SUPPLIED TEXT —

──────────────────────────────

Culture conflict in Australia : reactions to intergeneration disparity in second-generation immigrant and Australian adolescents
Abstract
The adolescent born into the host society of his immigrant
parents has to adapt to the cultures of both his parents and his peers,
yet has full recourse to neither. Culture conflict appears probable.
Conversely research on the contemporary Western adolescent describes
him as maturing into a rapidly changing society so different from that
in which his parents grew up that he too is in a state essentially of
culture conflict. Literature on the adolescent and Australian immigration
predicted greater conflict for immigrants' children, although some
writers expected less than that found in the United States.
Questionnaires were administered in the Melbourne homes of
107 second generation 14-lö-year-olds and their parents from the United
Kingdom, Holland, Germany, Italy and Greece, plus 39 Australian children
and their parents, matched on the child's age, sex, scholastic achievement,
religion, and socioeconomic status of parents.

──────────────────────────────

DATA LISTING —
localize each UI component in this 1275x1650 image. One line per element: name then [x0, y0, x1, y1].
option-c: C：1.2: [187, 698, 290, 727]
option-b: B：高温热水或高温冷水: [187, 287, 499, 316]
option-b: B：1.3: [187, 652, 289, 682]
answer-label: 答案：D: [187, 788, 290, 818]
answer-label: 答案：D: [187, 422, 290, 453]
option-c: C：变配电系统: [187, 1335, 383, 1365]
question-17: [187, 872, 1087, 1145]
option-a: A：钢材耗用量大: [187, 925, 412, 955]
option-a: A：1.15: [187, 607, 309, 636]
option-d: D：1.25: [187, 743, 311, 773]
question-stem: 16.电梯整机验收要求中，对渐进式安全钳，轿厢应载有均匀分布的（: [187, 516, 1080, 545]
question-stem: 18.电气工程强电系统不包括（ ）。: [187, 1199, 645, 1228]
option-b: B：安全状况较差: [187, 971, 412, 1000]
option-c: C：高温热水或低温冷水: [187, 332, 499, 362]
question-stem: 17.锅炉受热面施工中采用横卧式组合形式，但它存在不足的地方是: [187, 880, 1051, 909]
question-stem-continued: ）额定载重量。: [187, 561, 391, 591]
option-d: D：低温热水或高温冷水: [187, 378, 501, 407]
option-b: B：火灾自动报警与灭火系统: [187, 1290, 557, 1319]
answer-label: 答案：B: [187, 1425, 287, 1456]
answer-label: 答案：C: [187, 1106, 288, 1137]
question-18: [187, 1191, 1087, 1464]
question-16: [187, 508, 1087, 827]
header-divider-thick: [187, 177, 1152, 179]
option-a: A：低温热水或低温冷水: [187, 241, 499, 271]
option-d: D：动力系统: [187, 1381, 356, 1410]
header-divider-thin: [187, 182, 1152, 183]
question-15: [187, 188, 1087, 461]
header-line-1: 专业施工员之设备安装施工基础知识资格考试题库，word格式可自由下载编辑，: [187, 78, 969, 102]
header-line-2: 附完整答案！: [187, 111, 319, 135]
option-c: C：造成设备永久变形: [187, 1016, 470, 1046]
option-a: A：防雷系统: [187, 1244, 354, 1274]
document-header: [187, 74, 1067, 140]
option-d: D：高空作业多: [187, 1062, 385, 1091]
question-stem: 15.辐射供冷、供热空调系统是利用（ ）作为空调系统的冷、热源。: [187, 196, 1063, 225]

──────────────────────────────

EXERCISES TO COMPLETE —
a. According to the abstract, how many Australian children took part in the study along with their parents?
b. Retype the stretch of the abstract from "Conversely research on" through "status of parents.".

RESPONSES BY TASK —
a. 39

b.
Conversely research on the contemporary Western adolescent describes
him as maturing into a rapidly changing society so different from that
in which his parents grew up that he too is in a state essentially of
culture conflict. Literature on the adolescent and Australian immigration
predicted greater conflict for immigrants' children, although some
writers expected less than that found in the United States.
Questionnaires were administered in the Melbourne homes of
107 second generation 14-lö-year-olds and their parents from the United
Kingdom, Holland, Germany, Italy and Greece, plus 39 Australian children
and their parents, matched on the child's age, sex, scholastic achievement,
religion, and socioeconomic status of parents.